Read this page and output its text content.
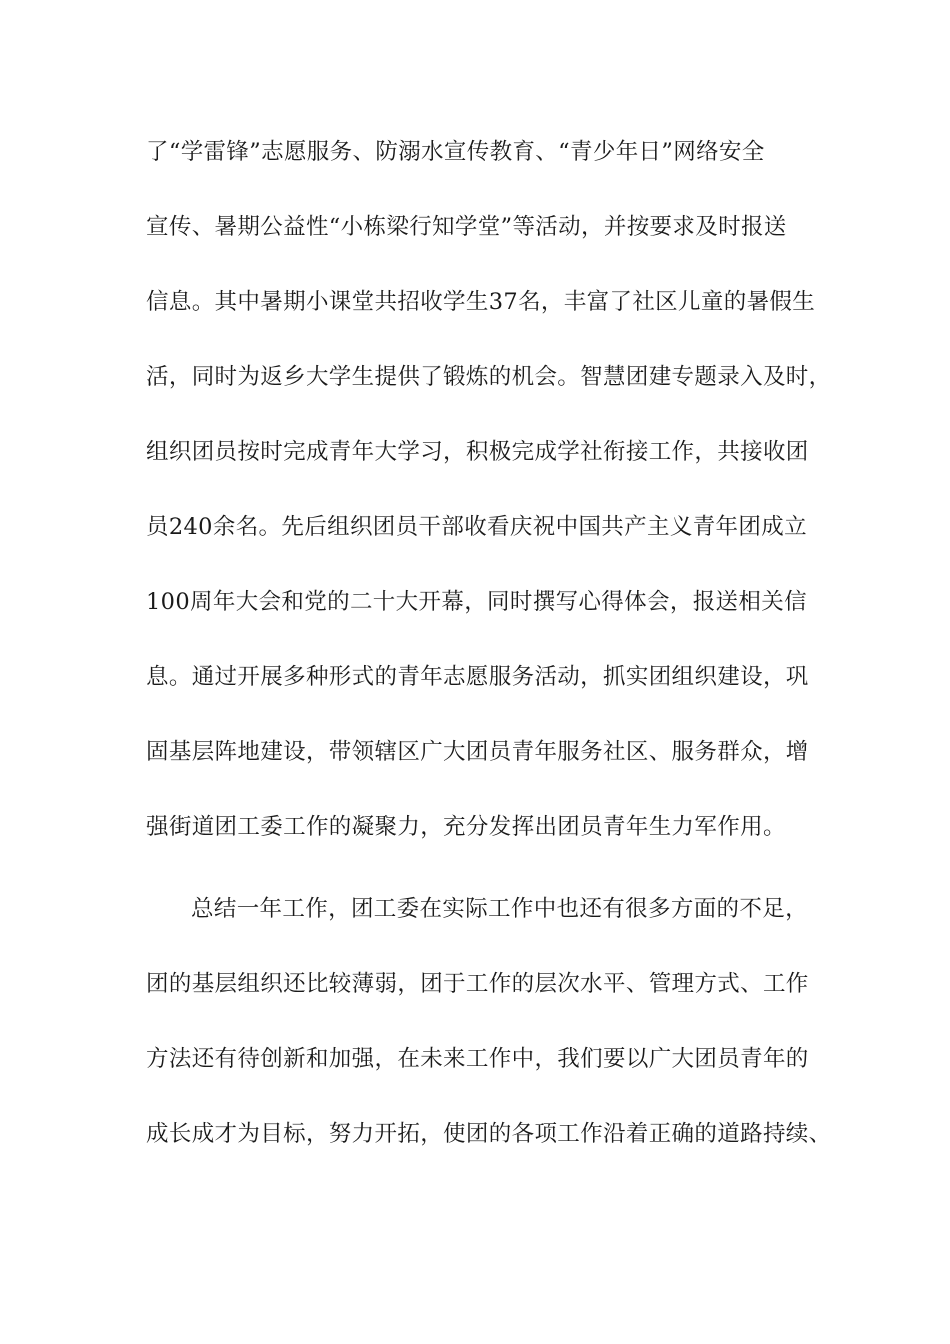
了“学雷锋”志愿服务、防溺水宣传教育、“青少年日”网络安全
宣传、暑期公益性“小栋梁行知学堂”等活动，并按要求及时报送
信息。其中暑期小课堂共招收学生37名，丰富了社区儿童的暑假生
活，同时为返乡大学生提供了锻炼的机会。智慧团建专题录入及时，
组织团员按时完成青年大学习，积极完成学社衔接工作，共接收团
员240余名。先后组织团员干部收看庆祝中国共产主义青年团成立
100周年大会和党的二十大开幕，同时撰写心得体会，报送相关信
息。通过开展多种形式的青年志愿服务活动，抓实团组织建设，巩
固基层阵地建设，带领辖区广大团员青年服务社区、服务群众，增
强街道团工委工作的凝聚力，充分发挥出团员青年生力军作用。
总结一年工作，团工委在实际工作中也还有很多方面的不足，
团的基层组织还比较薄弱，团于工作的层次水平、管理方式、工作
方法还有待创新和加强，在未来工作中，我们要以广大团员青年的
成长成才为目标，努力开拓，使团的各项工作沿着正确的道路持续、
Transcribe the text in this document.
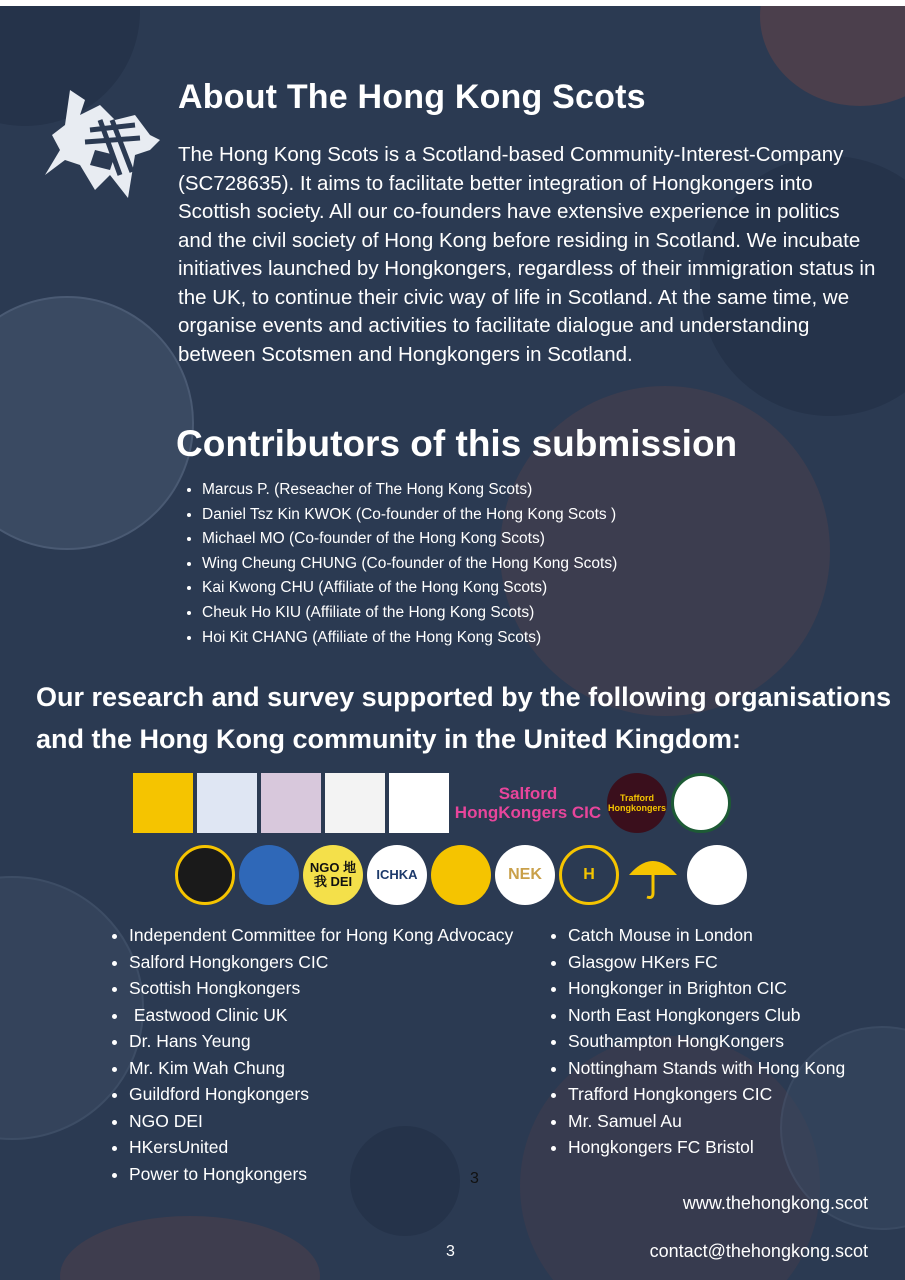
About The Hong Kong Scots

The Hong Kong Scots is a Scotland-based Community-Interest-Company (SC728635). It aims to facilitate better integration of Hongkongers into Scottish society. All our co-founders have extensive experience in politics and the civil society of Hong Kong before residing in Scotland. We incubate initiatives launched by Hongkongers, regardless of their immigration status in the UK, to continue their civic way of life in Scotland. At the same time, we organise events and activities to facilitate dialogue and understanding between Scotsmen and Hongkongers in Scotland.

Contributors of this submission
• Marcus P. (Reseacher of The Hong Kong Scots)
• Daniel Tsz Kin KWOK (Co-founder of the Hong Kong Scots )
• Michael MO (Co-founder of the Hong Kong Scots)
• Wing Cheung CHUNG (Co-founder of the Hong Kong Scots)
• Kai Kwong CHU (Affiliate of the Hong Kong Scots)
• Cheuk Ho KIU (Affiliate of the Hong Kong Scots)
• Hoi Kit CHANG (Affiliate of the Hong Kong Scots)
Our research and survey supported by the following organisations and the Hong Kong community in the United Kingdom:
Salford HongKongers CIC
Trafford Hongkongers
NGO 地 我 DEI	ICHKA	NEK	H
• Independent Committee for Hong Kong Advocacy
• Salford Hongkongers CIC
• Scottish Hongkongers
•  Eastwood Clinic UK
• Dr. Hans Yeung
• Mr. Kim Wah Chung
• Guildford Hongkongers
• NGO DEI
• HKersUnited
• Power to Hongkongers
• Catch Mouse in London
• Glasgow HKers FC
• Hongkonger in Brighton CIC
• North East Hongkongers Club
• Southampton HongKongers
• Nottingham Stands with Hong Kong
• Trafford Hongkongers CIC
• Mr. Samuel Au
• Hongkongers FC Bristol
3
www.thehongkong.scot
3	contact@thehongkong.scot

____________________

**Given task**
Lines containing the string "Scots" are to be selected and copied.

**Result**
About The Hong Kong Scots
The Hong Kong Scots is a Scotland-based Community-Interest-Company (SC728635). It aims to facilitate better integration of Hongkongers into Scottish society. All our co-founders have extensive experience in politics and the civil society of Hong Kong before residing in Scotland. We incubate initiatives launched by Hongkongers, regardless of their immigration status in the UK, to continue their civic way of life in Scotland. At the same time, we organise events and activities to facilitate dialogue and understanding between Scotsmen and Hongkongers in Scotland.
• Marcus P. (Reseacher of The Hong Kong Scots)
• Daniel Tsz Kin KWOK (Co-founder of the Hong Kong Scots )
• Michael MO (Co-founder of the Hong Kong Scots)
• Wing Cheung CHUNG (Co-founder of the Hong Kong Scots)
• Kai Kwong CHU (Affiliate of the Hong Kong Scots)
• Cheuk Ho KIU (Affiliate of the Hong Kong Scots)
• Hoi Kit CHANG (Affiliate of the Hong Kong Scots)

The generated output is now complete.